→ Stored data
━━━━
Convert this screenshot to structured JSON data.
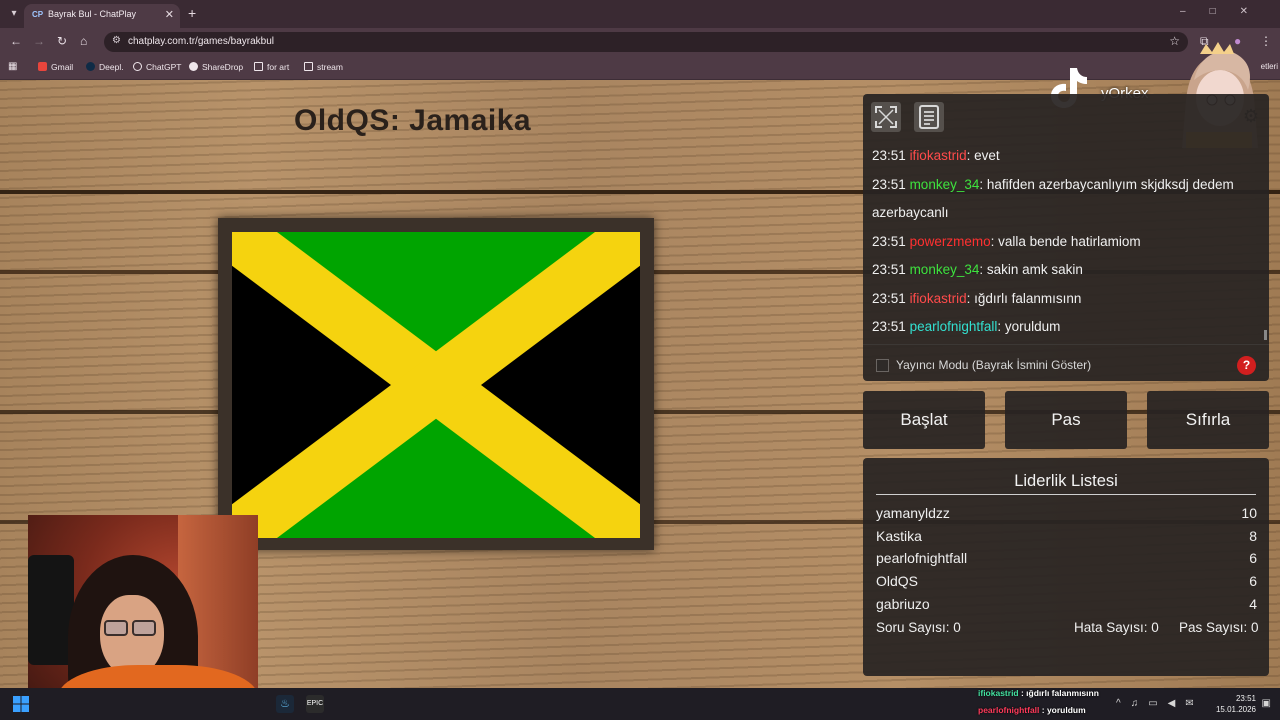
{
  "browser": {
    "tab_title": "Bayrak Bul - ChatPlay",
    "favicon_text": "CP",
    "url": "chatplay.com.tr/games/bayrakbul",
    "bookmarks": [
      {
        "label": "Gmail"
      },
      {
        "label": "Deepl."
      },
      {
        "label": "ChatGPT"
      },
      {
        "label": "ShareDrop"
      },
      {
        "label": "for art"
      },
      {
        "label": "stream"
      }
    ],
    "bookmarks_overflow": "etleri"
  },
  "game": {
    "title": "OldQS: Jamaika",
    "flag_colors": {
      "green": "#00a400",
      "gold": "#f5d30f",
      "black": "#000000"
    }
  },
  "overlay": {
    "tiktok_name": "yOrkex"
  },
  "chat": {
    "messages": [
      {
        "time": "23:51",
        "user": "ifiokastrid",
        "color": "#ff4b4b",
        "text": ": evet"
      },
      {
        "time": "23:51",
        "user": "monkey_34",
        "color": "#3ee23e",
        "text": ": hafifden azerbaycanlıyım skjdksdj dedem azerbaycanlı"
      },
      {
        "time": "23:51",
        "user": "powerzmemo",
        "color": "#ff3030",
        "text": ": valla bende hatirlamiom"
      },
      {
        "time": "23:51",
        "user": "monkey_34",
        "color": "#3ee23e",
        "text": ": sakin amk sakin"
      },
      {
        "time": "23:51",
        "user": "ifiokastrid",
        "color": "#ff4b4b",
        "text": ": ığdırlı falanmısınn"
      },
      {
        "time": "23:51",
        "user": "pearlofnightfall",
        "color": "#33e0d0",
        "text": ": yoruldum"
      }
    ],
    "streamer_mode_label": "Yayıncı Modu (Bayrak İsmini Göster)",
    "help_label": "?"
  },
  "actions": {
    "start": "Başlat",
    "pass": "Pas",
    "reset": "Sıfırla"
  },
  "leaderboard": {
    "title": "Liderlik Listesi",
    "rows": [
      {
        "name": "yamanyldzz",
        "score": "10"
      },
      {
        "name": "Kastika",
        "score": "8"
      },
      {
        "name": "pearlofnightfall",
        "score": "6"
      },
      {
        "name": "OldQS",
        "score": "6"
      },
      {
        "name": "gabriuzo",
        "score": "4"
      }
    ],
    "question_count": "Soru Sayısı: 0",
    "error_count": "Hata Sayısı: 0",
    "pass_count": "Pas Sayısı: 0"
  },
  "taskbar": {
    "chat_lines": [
      {
        "user": "ifiokastrid",
        "color": "#43e0a0",
        "text": " : ığdırlı falanmısınn"
      },
      {
        "user": "pearlofnightfall",
        "color": "#ff3a5a",
        "text": " : yoruldum"
      }
    ],
    "time": "23:51",
    "date": "15.01.2026",
    "app_label": "EPIC"
  }
}
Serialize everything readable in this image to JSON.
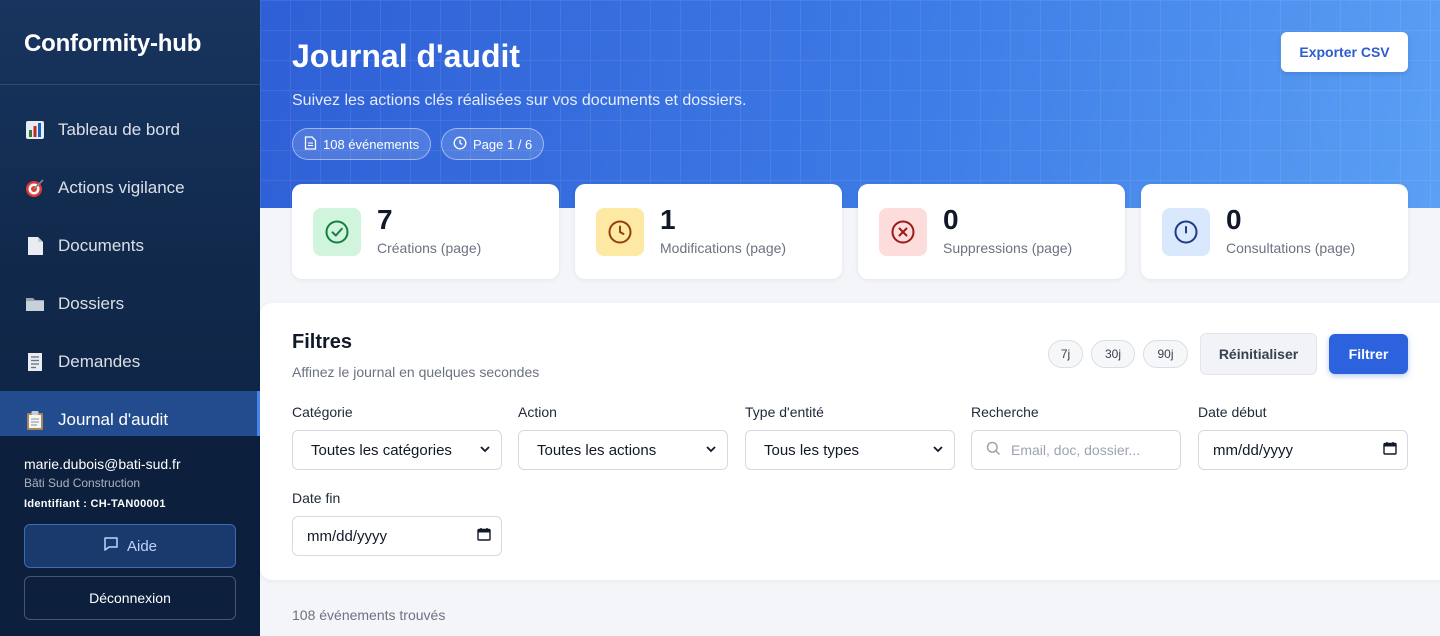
━━━━
→ WRITTEN TASK
Copy out all the records exactly, excluding pictures.

→ EXPECTED ANSWER
Convert this screenshot to structured JSON data.
{
  "browser": {
    "tab_title": "Bayrak Bul - ChatPlay",
    "favicon_text": "CP",
    "url": "chatplay.com.tr/games/bayrakbul",
    "bookmarks": [
      {
        "label": "Gmail"
      },
      {
        "label": "Deepl."
      },
      {
        "label": "ChatGPT"
      },
      {
        "label": "ShareDrop"
      },
      {
        "label": "for art"
      },
      {
        "label": "stream"
      }
    ],
    "bookmarks_overflow": "etleri"
  },
  "game": {
    "title": "OldQS: Jamaika",
    "flag_colors": {
      "green": "#00a400",
      "gold": "#f5d30f",
      "black": "#000000"
    }
  },
  "overlay": {
    "tiktok_name": "yOrkex"
  },
  "chat": {
    "messages": [
      {
        "time": "23:51",
        "user": "ifiokastrid",
        "color": "#ff4b4b",
        "text": ": evet"
      },
      {
        "time": "23:51",
        "user": "monkey_34",
        "color": "#3ee23e",
        "text": ": hafifden azerbaycanlıyım skjdksdj dedem azerbaycanlı"
      },
      {
        "time": "23:51",
        "user": "powerzmemo",
        "color": "#ff3030",
        "text": ": valla bende hatirlamiom"
      },
      {
        "time": "23:51",
        "user": "monkey_34",
        "color": "#3ee23e",
        "text": ": sakin amk sakin"
      },
      {
        "time": "23:51",
        "user": "ifiokastrid",
        "color": "#ff4b4b",
        "text": ": ığdırlı falanmısınn"
      },
      {
        "time": "23:51",
        "user": "pearlofnightfall",
        "color": "#33e0d0",
        "text": ": yoruldum"
      }
    ],
    "streamer_mode_label": "Yayıncı Modu (Bayrak İsmini Göster)",
    "help_label": "?"
  },
  "actions": {
    "start": "Başlat",
    "pass": "Pas",
    "reset": "Sıfırla"
  },
  "leaderboard": {
    "title": "Liderlik Listesi",
    "rows": [
      {
        "name": "yamanyldzz",
        "score": "10"
      },
      {
        "name": "Kastika",
        "score": "8"
      },
      {
        "name": "pearlofnightfall",
        "score": "6"
      },
      {
        "name": "OldQS",
        "score": "6"
      },
      {
        "name": "gabriuzo",
        "score": "4"
      }
    ],
    "question_count": "Soru Sayısı: 0",
    "error_count": "Hata Sayısı: 0",
    "pass_count": "Pas Sayısı: 0"
  },
  "taskbar": {
    "chat_lines": [
      {
        "user": "ifiokastrid",
        "color": "#43e0a0",
        "text": " : ığdırlı falanmısınn"
      },
      {
        "user": "pearlofnightfall",
        "color": "#ff3a5a",
        "text": " : yoruldum"
      }
    ],
    "time": "23:51",
    "date": "15.01.2026",
    "app_label": "EPIC"
  }
}
Serialize everything readable in this image to JSON.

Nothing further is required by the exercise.